_Provided entries_:
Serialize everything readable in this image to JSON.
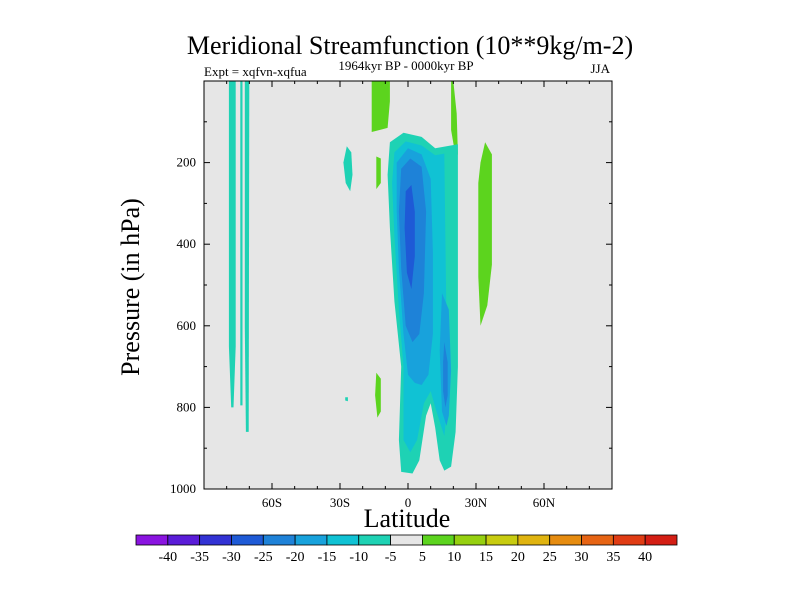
{
  "chart_data": {
    "type": "contour",
    "title": "Meridional Streamfunction (10**9kg/m-2)",
    "subtitle": "1964kyr BP - 0000kyr BP",
    "left_label": "Expt = xqfvn-xqfua",
    "right_label": "JJA",
    "xlabel": "Latitude",
    "ylabel": "Pressure (in hPa)",
    "x_ticks": [
      {
        "value": -60,
        "label": "60S"
      },
      {
        "value": -30,
        "label": "30S"
      },
      {
        "value": 0,
        "label": "0"
      },
      {
        "value": 30,
        "label": "30N"
      },
      {
        "value": 60,
        "label": "60N"
      }
    ],
    "y_ticks": [
      {
        "value": 200,
        "label": "200"
      },
      {
        "value": 400,
        "label": "400"
      },
      {
        "value": 600,
        "label": "600"
      },
      {
        "value": 800,
        "label": "800"
      },
      {
        "value": 1000,
        "label": "1000"
      }
    ],
    "xlim": [
      -90,
      90
    ],
    "ylim": [
      1000,
      0
    ],
    "background_color": "#e6e6e6",
    "colorbar": {
      "boundaries": [
        -40,
        -35,
        -30,
        -25,
        -20,
        -15,
        -10,
        -5,
        5,
        10,
        15,
        20,
        25,
        30,
        35,
        40
      ],
      "colors": [
        "#8a14e0",
        "#5a1cd8",
        "#3232d4",
        "#1e5ad6",
        "#1e82d8",
        "#18a2dc",
        "#10c2d4",
        "#1ed2b4",
        "#e6e6e6",
        "#5cd41e",
        "#96d010",
        "#c8cc10",
        "#e0b410",
        "#e68c10",
        "#e66414",
        "#e03c14",
        "#d41e14"
      ]
    },
    "regions": [
      {
        "level": -5,
        "color": "#1ed2b4",
        "points": [
          [
            -79,
            0
          ],
          [
            -76,
            0
          ],
          [
            -76,
            650
          ],
          [
            -77,
            800
          ],
          [
            -78,
            800
          ],
          [
            -79,
            650
          ]
        ]
      },
      {
        "level": -5,
        "color": "#1ed2b4",
        "points": [
          [
            -74,
            0
          ],
          [
            -73,
            0
          ],
          [
            -73,
            795
          ],
          [
            -74,
            795
          ]
        ]
      },
      {
        "level": -5,
        "color": "#1ed2b4",
        "points": [
          [
            -72,
            0
          ],
          [
            -70,
            0
          ],
          [
            -70.3,
            860
          ],
          [
            -71.5,
            860
          ],
          [
            -72,
            600
          ]
        ]
      },
      {
        "level": -5,
        "color": "#1ed2b4",
        "points": [
          [
            -27,
            160
          ],
          [
            -25,
            175
          ],
          [
            -24.5,
            230
          ],
          [
            -25.5,
            270
          ],
          [
            -27.5,
            250
          ],
          [
            -28.5,
            200
          ]
        ]
      },
      {
        "level": -5,
        "color": "#1ed2b4",
        "points": [
          [
            -27.7,
            775
          ],
          [
            -26.5,
            775
          ],
          [
            -26.5,
            785
          ],
          [
            -27.7,
            783
          ]
        ]
      },
      {
        "level": 5,
        "color": "#5cd41e",
        "points": [
          [
            -16,
            0
          ],
          [
            -8,
            0
          ],
          [
            -8,
            50
          ],
          [
            -9,
            115
          ],
          [
            -16,
            125
          ]
        ]
      },
      {
        "level": 5,
        "color": "#5cd41e",
        "points": [
          [
            19,
            0
          ],
          [
            20,
            0
          ],
          [
            21.5,
            80
          ],
          [
            22,
            180
          ],
          [
            21,
            185
          ],
          [
            19,
            120
          ]
        ]
      },
      {
        "level": 5,
        "color": "#5cd41e",
        "points": [
          [
            -14,
            185
          ],
          [
            -12,
            190
          ],
          [
            -12,
            250
          ],
          [
            -14,
            265
          ]
        ]
      },
      {
        "level": 5,
        "color": "#5cd41e",
        "points": [
          [
            -14,
            715
          ],
          [
            -12,
            730
          ],
          [
            -12,
            810
          ],
          [
            -13.5,
            825
          ],
          [
            -14.5,
            770
          ]
        ]
      },
      {
        "level": 5,
        "color": "#5cd41e",
        "points": [
          [
            34,
            150
          ],
          [
            37,
            180
          ],
          [
            37,
            450
          ],
          [
            35,
            550
          ],
          [
            32,
            600
          ],
          [
            31,
            480
          ],
          [
            31,
            250
          ],
          [
            32,
            200
          ]
        ]
      },
      {
        "level": -5,
        "color": "#1ed2b4",
        "points": [
          [
            -8,
            150
          ],
          [
            -2,
            127
          ],
          [
            6,
            137
          ],
          [
            12,
            165
          ],
          [
            22,
            155
          ],
          [
            22,
            700
          ],
          [
            21,
            860
          ],
          [
            19,
            945
          ],
          [
            16,
            955
          ],
          [
            14,
            930
          ],
          [
            12,
            850
          ],
          [
            10,
            790
          ],
          [
            8,
            820
          ],
          [
            5,
            930
          ],
          [
            2,
            962
          ],
          [
            -3,
            958
          ],
          [
            -4,
            880
          ],
          [
            -3,
            700
          ],
          [
            -6,
            540
          ],
          [
            -8,
            360
          ],
          [
            -9,
            230
          ]
        ]
      },
      {
        "level": -10,
        "color": "#10c2d4",
        "points": [
          [
            -6,
            175
          ],
          [
            -1,
            148
          ],
          [
            6,
            158
          ],
          [
            12,
            182
          ],
          [
            16,
            178
          ],
          [
            17,
            600
          ],
          [
            18,
            760
          ],
          [
            16,
            870
          ],
          [
            12,
            800
          ],
          [
            10,
            760
          ],
          [
            7,
            790
          ],
          [
            4,
            880
          ],
          [
            1,
            910
          ],
          [
            -2,
            880
          ],
          [
            -2,
            700
          ],
          [
            -4,
            560
          ],
          [
            -6,
            380
          ],
          [
            -7,
            250
          ]
        ]
      },
      {
        "level": -15,
        "color": "#18a2dc",
        "points": [
          [
            -5,
            200
          ],
          [
            0,
            165
          ],
          [
            6,
            180
          ],
          [
            10,
            240
          ],
          [
            11,
            420
          ],
          [
            11,
            620
          ],
          [
            9,
            720
          ],
          [
            6,
            745
          ],
          [
            3,
            740
          ],
          [
            0,
            720
          ],
          [
            -2,
            620
          ],
          [
            -4,
            460
          ],
          [
            -5,
            320
          ]
        ]
      },
      {
        "level": -15,
        "color": "#18a2dc",
        "points": [
          [
            15,
            520
          ],
          [
            18,
            560
          ],
          [
            19,
            710
          ],
          [
            18,
            820
          ],
          [
            17,
            845
          ],
          [
            15,
            810
          ],
          [
            14,
            660
          ]
        ]
      },
      {
        "level": -20,
        "color": "#1e82d8",
        "points": [
          [
            -3,
            215
          ],
          [
            1,
            190
          ],
          [
            6,
            210
          ],
          [
            8,
            320
          ],
          [
            7,
            520
          ],
          [
            5,
            620
          ],
          [
            2,
            640
          ],
          [
            -1,
            600
          ],
          [
            -3,
            460
          ],
          [
            -4,
            320
          ]
        ]
      },
      {
        "level": -20,
        "color": "#1e82d8",
        "points": [
          [
            16,
            640
          ],
          [
            17.5,
            690
          ],
          [
            17.5,
            770
          ],
          [
            16.5,
            800
          ],
          [
            15.5,
            760
          ],
          [
            15.5,
            690
          ]
        ]
      },
      {
        "level": -25,
        "color": "#1e5ad6",
        "points": [
          [
            -1,
            270
          ],
          [
            1.5,
            255
          ],
          [
            3,
            320
          ],
          [
            3,
            430
          ],
          [
            1.5,
            510
          ],
          [
            -0.5,
            470
          ],
          [
            -1.5,
            360
          ]
        ]
      }
    ]
  }
}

_The request_: All lines that include "value" are to be gathered and copied.

_The output_:
        "value": -60,
        "value": -30,
        "value": 0,
        "value": 30,
        "value": 60,
        "value": 200,
        "value": 400,
        "value": 600,
        "value": 800,
        "value": 1000,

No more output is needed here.